TEXTAUSZUG:
Hohe Spitzenstrombelastbarkeit

Die höhere Impulsstrombelastbarkeit von SiC-FETs sorgt für eine bessere Sicherheitsmarge bei Überlastbedingungen in jeder Anwendung, aber es gibt noch weitere Vorteile: SiC-FETs eignen sich besonders für Leistungswandler mit induktiven Lasten, bei denen ein Überschwingen der Spannung unvermeidlich ist. Die Bauelemente haben eine robuste Avalanche-Fähigkeit: 316 mJ/Einzelimpuls im Falle des UJ4SC075005L8S. Darüber hinaus wird von leiterplattenmontierten DC/DC-Wandlern in Servern und ähnlichen Anwendungen zunehmend eine hohe Spitzenleistung in einem kleinen Formfaktor verlangt, was durch datenintensive Anwendungen wie KI, maschinelles Lernen (ML) und Streaming vorangetrieben wird.

Beim Design der Wandler wird häufig davon ausgegangen, dass die Sperrschichttemperaturen durch die auftretenden Spitzenströme in Richtung ihrer Maximalwerte getrieben werden und bei bestimmten Arbeitszyklen möglicherweise höher liegen. Informationen über die Sperrschichttemperatur werden von Sensoren und Vorhersage-Algorithmen zurückgemeldet, die eine digitale Steuerung (über PMBus) verwenden, um der Last Anweisungen zu geben, bei Bedarf »zu drosseln«. So wird vermieden, dass die Schaltübergänge ihr absolutes Maximum überschreiten. Auch hier bietet der hohe Spielraum der SiC-FETs Vertrauen in die Zuverlässigkeit und Lebensdauer des Stromversorgungssystems.

In diesen und ähnlichen Anwendungen kann die hohe Spitzenstrombelastbarkeit der SiC-FETs den Bedarf an mehreren parallel geschalteten Bauelementen verringern, was zu entsprechenden Einsparungen bei den Kosten für die Bauelemente und der Leiterplattenfläche führt.

GEGEBENE DATEN:
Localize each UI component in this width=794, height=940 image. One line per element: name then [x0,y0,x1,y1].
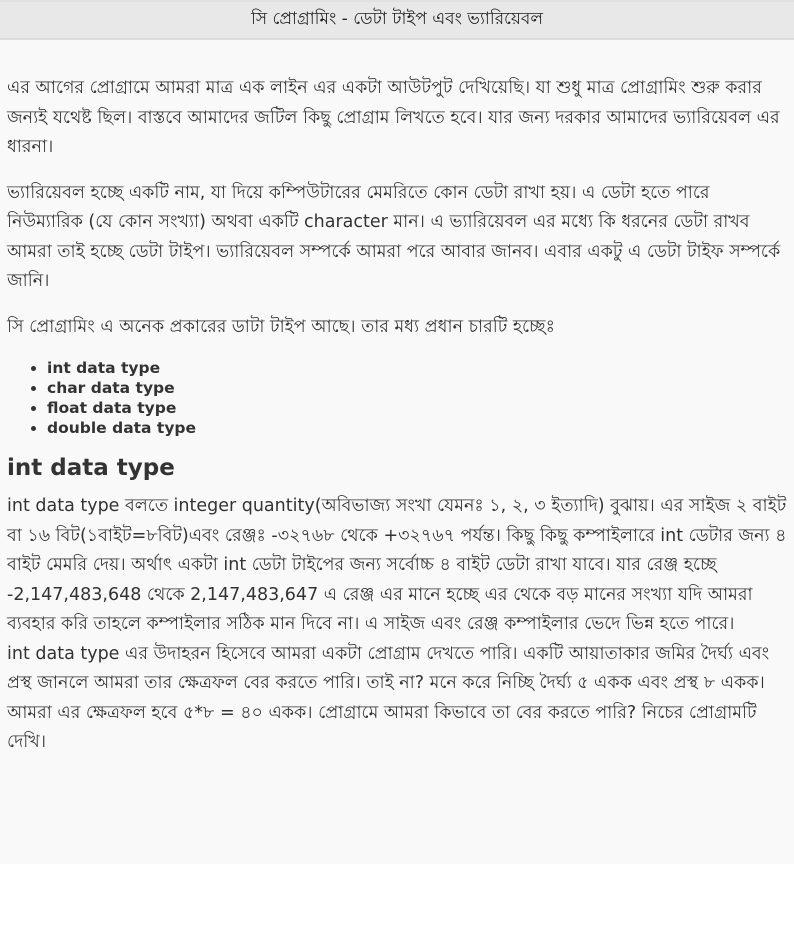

ZU BEARBEITEN:
[a] Beantworten Sie anhand des Textauszugs über SiC-FETs diese Fragen:
(i) Welche Avalanche-Fähigkeit wird für den UJ4SC075005L8S genannt?
(ii) Über welche Schnittstelle erfolgt die digitale Steuerung, mit der die Last zum Drosseln angewiesen wird?
(iii) Wobei ergeben sich Einsparungen, wenn weniger parallel geschaltete Bauelemente benötigt werden?
[b] Kopieren Sie einen Teil des Textauszugs über SiC-FETs wortgetreu: Beginnen Sie bei den Worten „In diesen und“, und hören Sie nach den Worten „der Leiterplattenfläche führt.“ auf.
Die Zeilen sind für die Bearbeitung nicht erforderlich.

LÖSUNGEN:
[a]
(i) 316 mJ/Einzelimpuls
(ii) Über PMBus
(iii) Bei den Kosten für die Bauelemente und bei der Leiterplattenfläche

[b]
In diesen und ähnlichen Anwendungen kann die hohe Spitzenstrombelastbarkeit der SiC-FETs den Bedarf an mehreren parallel geschalteten Bauelementen verringern, was zu entsprechenden Einsparungen bei den Kosten für die Bauelemente und der Leiterplattenfläche führt.